◆ EXERCISE ◆
Pull each line holding "fraction" out of the entries below.

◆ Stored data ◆
^^^^

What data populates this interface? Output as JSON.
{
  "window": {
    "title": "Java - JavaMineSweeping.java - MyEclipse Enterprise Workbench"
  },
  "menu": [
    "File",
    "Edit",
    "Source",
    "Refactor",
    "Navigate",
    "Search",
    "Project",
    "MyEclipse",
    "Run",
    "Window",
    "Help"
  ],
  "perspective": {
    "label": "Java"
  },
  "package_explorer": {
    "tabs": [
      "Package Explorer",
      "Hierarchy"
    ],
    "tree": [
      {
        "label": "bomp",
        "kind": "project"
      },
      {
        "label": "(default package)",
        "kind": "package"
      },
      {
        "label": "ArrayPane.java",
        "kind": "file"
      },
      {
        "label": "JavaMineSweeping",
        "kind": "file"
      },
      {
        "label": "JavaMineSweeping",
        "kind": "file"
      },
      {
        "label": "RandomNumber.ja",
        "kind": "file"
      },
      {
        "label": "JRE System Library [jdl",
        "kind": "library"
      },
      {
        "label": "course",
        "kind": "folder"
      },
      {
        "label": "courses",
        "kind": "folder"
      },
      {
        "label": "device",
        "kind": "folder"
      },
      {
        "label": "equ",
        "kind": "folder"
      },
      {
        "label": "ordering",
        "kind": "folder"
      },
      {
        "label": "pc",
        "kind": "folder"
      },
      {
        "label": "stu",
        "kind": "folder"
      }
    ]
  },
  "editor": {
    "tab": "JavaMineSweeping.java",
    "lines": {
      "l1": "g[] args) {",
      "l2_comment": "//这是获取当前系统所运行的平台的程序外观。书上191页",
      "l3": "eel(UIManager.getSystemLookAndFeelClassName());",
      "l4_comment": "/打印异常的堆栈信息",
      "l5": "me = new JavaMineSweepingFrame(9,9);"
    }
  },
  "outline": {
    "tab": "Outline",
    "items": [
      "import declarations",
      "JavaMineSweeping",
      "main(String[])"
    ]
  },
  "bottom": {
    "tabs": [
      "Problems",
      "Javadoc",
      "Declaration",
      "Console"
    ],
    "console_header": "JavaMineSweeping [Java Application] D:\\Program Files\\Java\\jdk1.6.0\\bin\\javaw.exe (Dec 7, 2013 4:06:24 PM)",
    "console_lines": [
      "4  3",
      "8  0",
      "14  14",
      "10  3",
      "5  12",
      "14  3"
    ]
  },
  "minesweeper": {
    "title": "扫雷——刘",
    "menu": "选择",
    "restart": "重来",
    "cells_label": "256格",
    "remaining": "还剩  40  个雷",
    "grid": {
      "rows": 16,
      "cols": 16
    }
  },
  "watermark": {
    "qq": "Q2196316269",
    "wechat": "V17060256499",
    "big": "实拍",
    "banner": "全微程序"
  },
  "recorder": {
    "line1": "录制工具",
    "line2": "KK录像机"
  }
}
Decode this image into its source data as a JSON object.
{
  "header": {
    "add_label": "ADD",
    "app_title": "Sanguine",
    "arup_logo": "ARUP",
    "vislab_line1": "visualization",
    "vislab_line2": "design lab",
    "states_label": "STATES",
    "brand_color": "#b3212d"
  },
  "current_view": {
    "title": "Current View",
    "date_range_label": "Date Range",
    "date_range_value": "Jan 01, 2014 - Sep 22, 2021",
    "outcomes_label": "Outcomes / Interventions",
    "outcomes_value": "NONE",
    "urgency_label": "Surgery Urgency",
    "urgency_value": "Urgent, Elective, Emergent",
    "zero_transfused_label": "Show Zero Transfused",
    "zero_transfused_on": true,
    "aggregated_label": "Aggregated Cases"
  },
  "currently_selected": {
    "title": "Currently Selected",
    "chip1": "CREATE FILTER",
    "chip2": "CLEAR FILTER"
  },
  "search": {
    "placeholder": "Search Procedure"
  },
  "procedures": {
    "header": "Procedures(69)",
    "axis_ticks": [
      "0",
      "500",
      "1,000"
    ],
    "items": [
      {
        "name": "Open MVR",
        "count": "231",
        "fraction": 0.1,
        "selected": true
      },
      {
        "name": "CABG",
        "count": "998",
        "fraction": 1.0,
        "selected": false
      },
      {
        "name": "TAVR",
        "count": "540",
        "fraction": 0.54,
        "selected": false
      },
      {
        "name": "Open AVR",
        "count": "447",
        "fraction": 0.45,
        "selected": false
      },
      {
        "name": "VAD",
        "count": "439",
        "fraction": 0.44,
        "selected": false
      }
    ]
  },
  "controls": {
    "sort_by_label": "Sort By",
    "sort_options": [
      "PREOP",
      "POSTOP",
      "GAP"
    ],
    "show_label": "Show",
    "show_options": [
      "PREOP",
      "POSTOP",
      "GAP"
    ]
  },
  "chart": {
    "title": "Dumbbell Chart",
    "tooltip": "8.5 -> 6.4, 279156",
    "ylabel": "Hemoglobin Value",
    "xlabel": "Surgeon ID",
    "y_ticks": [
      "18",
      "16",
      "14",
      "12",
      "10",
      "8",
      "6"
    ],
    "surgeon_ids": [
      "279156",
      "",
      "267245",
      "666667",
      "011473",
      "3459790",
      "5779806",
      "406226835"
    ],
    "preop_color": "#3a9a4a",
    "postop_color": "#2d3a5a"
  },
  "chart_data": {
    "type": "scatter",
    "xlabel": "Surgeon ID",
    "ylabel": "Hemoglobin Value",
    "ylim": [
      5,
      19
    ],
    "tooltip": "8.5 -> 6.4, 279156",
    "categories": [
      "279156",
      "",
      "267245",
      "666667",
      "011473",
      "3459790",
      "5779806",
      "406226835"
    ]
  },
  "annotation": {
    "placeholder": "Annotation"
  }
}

^^^^

◆ OUTPUT OF THE TASK ◆
        "fraction": 0.1,
        "fraction": 1.0,
        "fraction": 0.54,
        "fraction": 0.45,
        "fraction": 0.44,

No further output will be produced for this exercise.